__Dataset rows__.
==*==
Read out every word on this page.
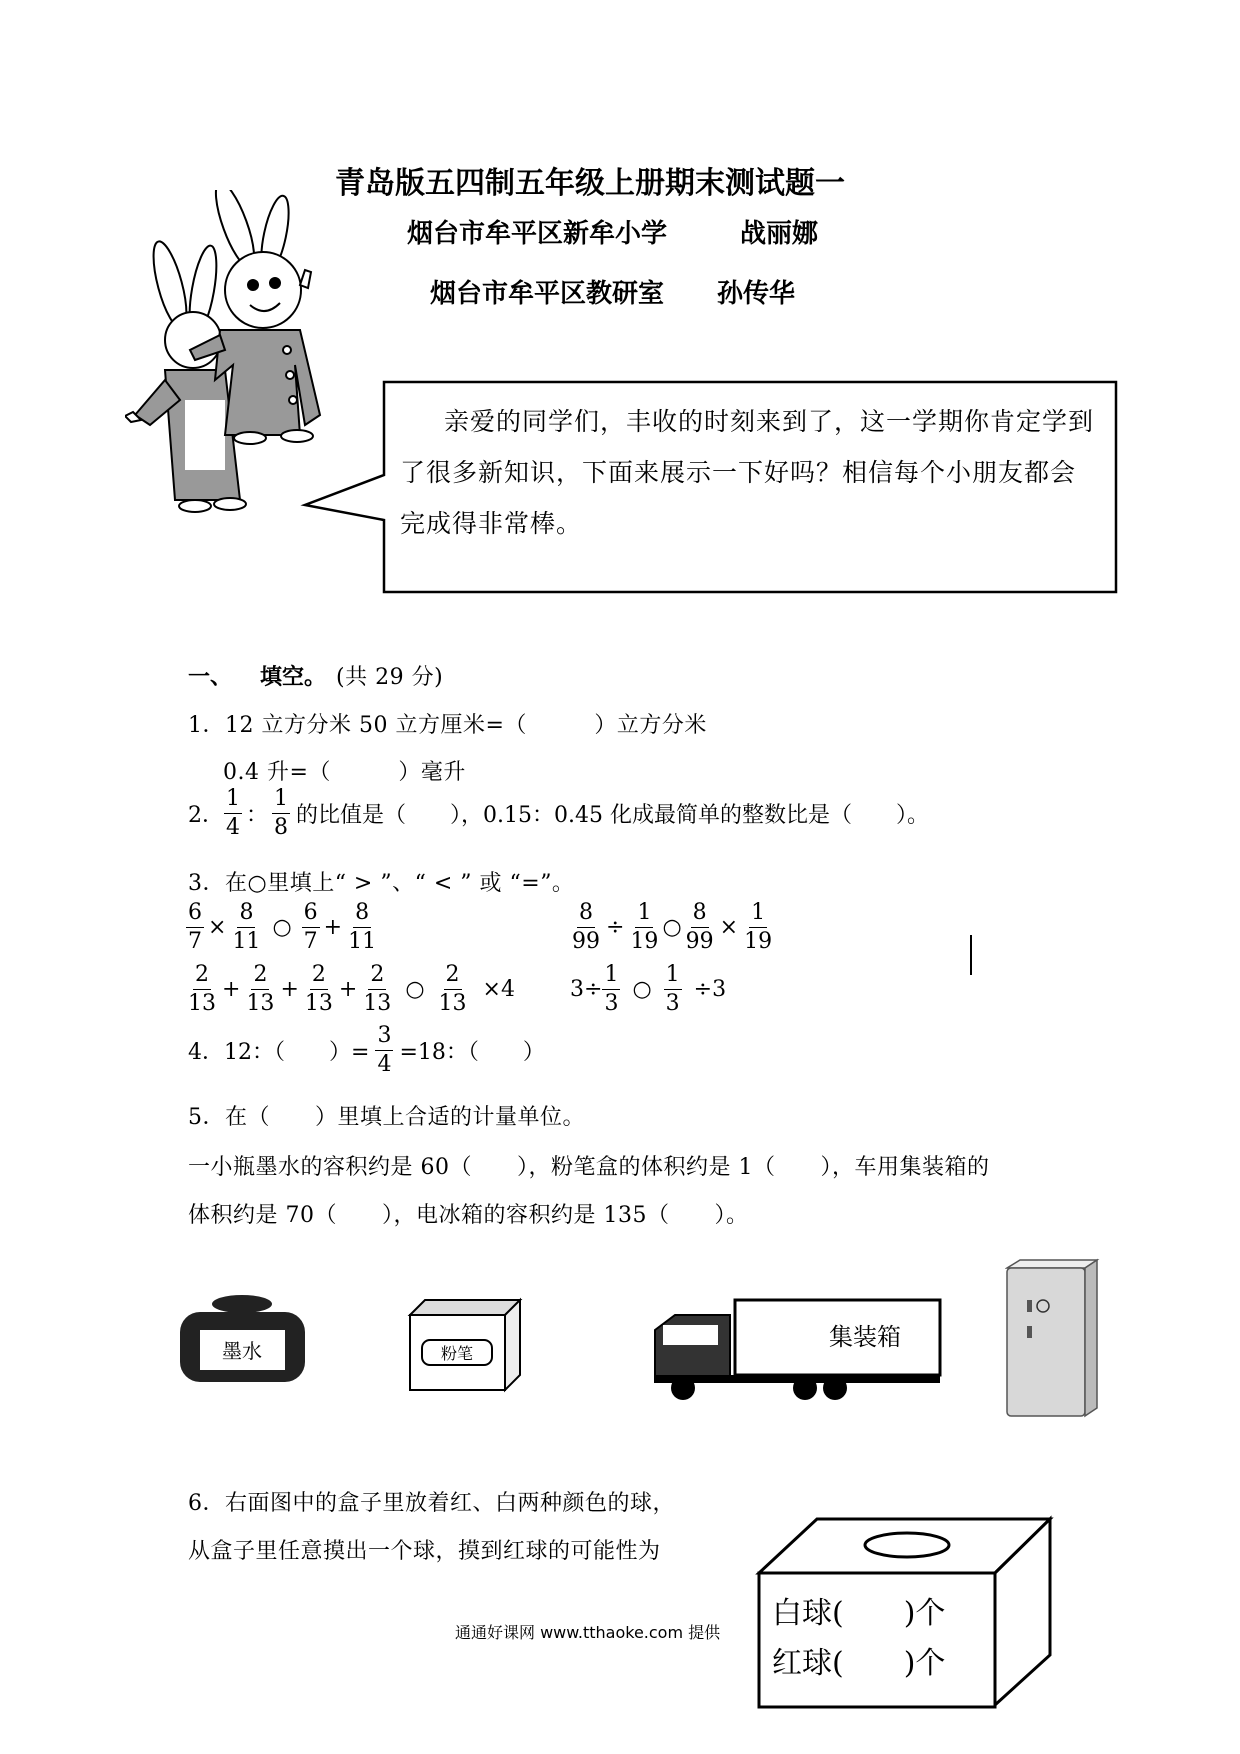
青岛版五四制五年级上册期末测试题一
烟台市牟平区新牟小学	战丽娜
烟台市牟平区教研室 孙传华
亲爱的同学们，丰收的时刻来到了，这一学期你肯定学到了很多新知识，下面来展示一下好吗？相信每个小朋友都会完成得非常棒。
一、 填空。 (共 29 分)
1．12 立方分米 50 立方厘米=（　　　）立方分米
0.4 升=（　　　）毫升
2． $\frac{1}{4}$ ： $\frac{1}{8}$ 的比值是（　　），0.15：0.45 化成最简单的整数比是（　　）。
3．在○里填上“ > ”、“ < ” 或 “=”。
$\frac{6}{7} \times \frac{8}{11}$ ○ $\frac{6}{7} + \frac{8}{11}$	$\frac{8}{99} \div \frac{1}{19}$ ○ $\frac{8}{99} \times \frac{1}{19}$
$\frac{2}{13} + \frac{2}{13} + \frac{2}{13} + \frac{2}{13}$ ○ $\frac{2}{13} \times 4$	$3\div \frac{1}{3}$ ○ $\frac{1}{3} \div 3$
4．12：（　　）= $\frac{3}{4} =18$：（　　）
5．在（　　）里填上合适的计量单位。
一小瓶墨水的容积约是 60（　　），粉笔盒的体积约是 1（　　），车用集装箱的
体积约是 70（　　），电冰箱的容积约是 135（　　）。
墨水	粉笔
集装箱
6．右面图中的盒子里放着红、白两种颜色的球，
从盒子里任意摸出一个球，摸到红球的可能性为
白球(　　)个
红球(　　)个
通通好课网 www.tthaoke.com 提供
==*==
__Instructions to follow__. Write every entry out again exactly, dropping the pictures.

__Final answer__.
Read out every word on this page.
青岛版五四制五年级上册期末测试题一
烟台市牟平区新牟小学	战丽娜
烟台市牟平区教研室 孙传华
亲爱的同学们，丰收的时刻来到了，这一学期你肯定学到了很多新知识，下面来展示一下好吗？相信每个小朋友都会完成得非常棒。
一、 填空。 (共 29 分)
1．12 立方分米 50 立方厘米=（　　　）立方分米
0.4 升=（　　　）毫升
2． $\frac{1}{4}$ ： $\frac{1}{8}$ 的比值是（　　），0.15：0.45 化成最简单的整数比是（　　）。
3．在○里填上“ > ”、“ < ” 或 “=”。
$\frac{6}{7} \times \frac{8}{11}$ ○ $\frac{6}{7} + \frac{8}{11}$	$\frac{8}{99} \div \frac{1}{19}$ ○ $\frac{8}{99} \times \frac{1}{19}$
$\frac{2}{13} + \frac{2}{13} + \frac{2}{13} + \frac{2}{13}$ ○ $\frac{2}{13} \times 4$	$3\div \frac{1}{3}$ ○ $\frac{1}{3} \div 3$
4．12：（　　）= $\frac{3}{4} =18$：（　　）
5．在（　　）里填上合适的计量单位。
一小瓶墨水的容积约是 60（　　），粉笔盒的体积约是 1（　　），车用集装箱的
体积约是 70（　　），电冰箱的容积约是 135（　　）。
墨水	粉笔
集装箱
6．右面图中的盒子里放着红、白两种颜色的球，
从盒子里任意摸出一个球，摸到红球的可能性为
白球(　　)个
红球(　　)个
通通好课网 www.tthaoke.com 提供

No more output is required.